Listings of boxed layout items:
★ ★ ★

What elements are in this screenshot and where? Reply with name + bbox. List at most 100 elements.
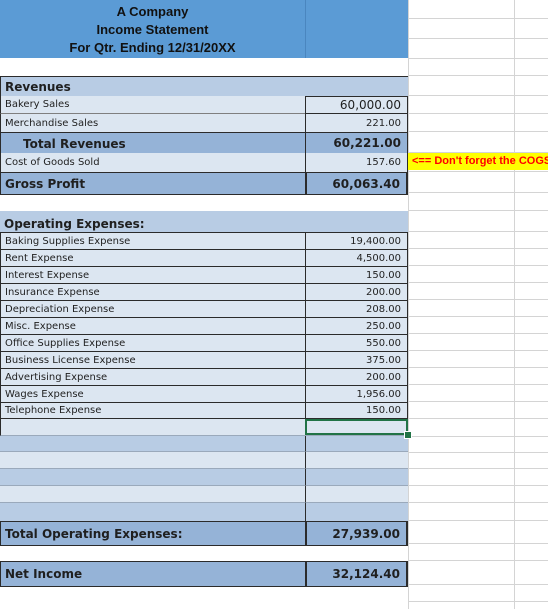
grid-line: [408, 401, 548, 402]
grid-line: [408, 38, 548, 39]
total-operating-value: 27,939.00: [305, 522, 408, 545]
table-row[interactable]: Wages Expense 1,956.00: [0, 385, 408, 402]
net-income-value: 32,124.40: [305, 562, 408, 586]
net-income-row[interactable]: Net Income 32,124.40: [0, 561, 408, 587]
row-value: 4,500.00: [305, 249, 408, 266]
total-revenues-value: 60,221.00: [305, 133, 408, 154]
grid-line: [408, 436, 548, 437]
grid-line: [408, 452, 548, 453]
row-label: Bakery Sales: [0, 96, 305, 114]
table-row[interactable]: Merchandise Sales 221.00: [0, 114, 408, 132]
empty-cell: [0, 419, 305, 436]
table-row[interactable]: Depreciation Expense 208.00: [0, 300, 408, 317]
grid-line: [408, 299, 548, 300]
table-row[interactable]: Advertising Expense 200.00: [0, 368, 408, 385]
operating-heading-row[interactable]: Operating Expenses:: [0, 211, 408, 232]
blank-row[interactable]: [0, 503, 408, 521]
grid-line: [408, 152, 548, 153]
row-value: 221.00: [305, 114, 408, 132]
grid-line: [408, 384, 548, 385]
grid-line: [514, 0, 515, 609]
grid-line: [408, 95, 548, 96]
table-row[interactable]: Insurance Expense 200.00: [0, 283, 408, 300]
grid-line: [408, 485, 548, 486]
blank-row[interactable]: [0, 544, 408, 561]
table-row[interactable]: Baking Supplies Expense 19,400.00: [0, 232, 408, 249]
row-value: 375.00: [305, 351, 408, 368]
column-separator: [305, 0, 306, 58]
blank-row[interactable]: [0, 486, 408, 503]
total-operating-row[interactable]: Total Operating Expenses: 27,939.00: [0, 521, 408, 546]
table-row[interactable]: Telephone Expense 150.00: [0, 402, 408, 419]
empty-cell: [0, 503, 305, 521]
row-label: Misc. Expense: [0, 317, 305, 334]
cogs-row[interactable]: Cost of Goods Sold 157.60: [0, 153, 408, 172]
row-value: 60,000.00: [305, 96, 408, 114]
grid-line: [408, 0, 409, 609]
grid-line: [408, 316, 548, 317]
row-value: 150.00: [305, 402, 408, 419]
cogs-label: Cost of Goods Sold: [0, 153, 305, 172]
empty-cell: [0, 486, 305, 503]
cogs-reminder-note[interactable]: <== Don't forget the COGS: [408, 153, 548, 170]
row-label: Office Supplies Expense: [0, 334, 305, 351]
row-value: 208.00: [305, 300, 408, 317]
grid-line: [408, 131, 548, 132]
row-label: Depreciation Expense: [0, 300, 305, 317]
grid-line: [408, 584, 548, 585]
empty-cell: [0, 436, 305, 452]
table-row[interactable]: Interest Expense 150.00: [0, 266, 408, 283]
grid-line: [408, 192, 548, 193]
grid-line: [408, 418, 548, 419]
grid-line: [408, 248, 548, 249]
grid-line: [408, 75, 548, 76]
empty-cell: [305, 469, 408, 486]
grid-line: [408, 231, 548, 232]
fill-handle[interactable]: [404, 431, 412, 439]
blank-row[interactable]: [0, 452, 408, 469]
table-row[interactable]: Misc. Expense 250.00: [0, 317, 408, 334]
grid-line: [408, 171, 548, 172]
empty-cell: [305, 486, 408, 503]
blank-row[interactable]: [0, 469, 408, 486]
grid-line: [408, 210, 548, 211]
company-name[interactable]: A Company: [116, 4, 189, 19]
row-value: 200.00: [305, 283, 408, 300]
row-value: 1,956.00: [305, 385, 408, 402]
gross-profit-label: Gross Profit: [0, 173, 305, 194]
table-row[interactable]: Rent Expense 4,500.00: [0, 249, 408, 266]
row-label: Interest Expense: [0, 266, 305, 283]
gross-profit-row[interactable]: Gross Profit 60,063.40: [0, 172, 408, 195]
grid-line: [408, 18, 548, 19]
row-label: Telephone Expense: [0, 402, 305, 419]
row-value: 150.00: [305, 266, 408, 283]
statement-title[interactable]: Income Statement: [96, 22, 209, 37]
blank-row[interactable]: [0, 436, 408, 452]
empty-cell: [305, 452, 408, 469]
blank-row[interactable]: [0, 193, 408, 211]
empty-cell: [305, 77, 408, 97]
row-value: 250.00: [305, 317, 408, 334]
total-revenues-row[interactable]: Total Revenues 60,221.00: [0, 132, 408, 154]
operating-heading: Operating Expenses:: [4, 217, 145, 231]
revenues-heading-row[interactable]: Revenues: [0, 76, 408, 97]
total-revenues-label: Total Revenues: [0, 133, 305, 154]
table-row[interactable]: Office Supplies Expense 550.00: [0, 334, 408, 351]
statement-period[interactable]: For Qtr. Ending 12/31/20XX: [69, 40, 236, 55]
table-row[interactable]: Business License Expense 375.00: [0, 351, 408, 368]
row-value: 19,400.00: [305, 232, 408, 249]
row-value: 200.00: [305, 368, 408, 385]
row-label: Baking Supplies Expense: [0, 232, 305, 249]
selected-cell[interactable]: [305, 419, 408, 435]
row-label: Merchandise Sales: [0, 114, 305, 132]
table-row[interactable]: Bakery Sales 60,000.00: [0, 96, 408, 114]
row-label: Wages Expense: [0, 385, 305, 402]
empty-cell: [305, 211, 408, 232]
empty-cell: [0, 452, 305, 469]
gross-profit-value: 60,063.40: [305, 173, 408, 194]
row-label: Advertising Expense: [0, 368, 305, 385]
net-income-label: Net Income: [0, 562, 305, 586]
row-value: 550.00: [305, 334, 408, 351]
grid-line: [408, 350, 548, 351]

★ ★ ★

# Direction:
Pull out every line of the entries above that contains the string "operating", treating uppercase and lowercase letters as different.

# Result of the task:
total-operating-value: 27,939.00: [305, 522, 408, 545]
operating-heading-row[interactable]: Operating Expenses:: [0, 211, 408, 232]
total-operating-row[interactable]: Total Operating Expenses: 27,939.00: [0, 521, 408, 546]
operating-heading: Operating Expenses:: [4, 217, 145, 231]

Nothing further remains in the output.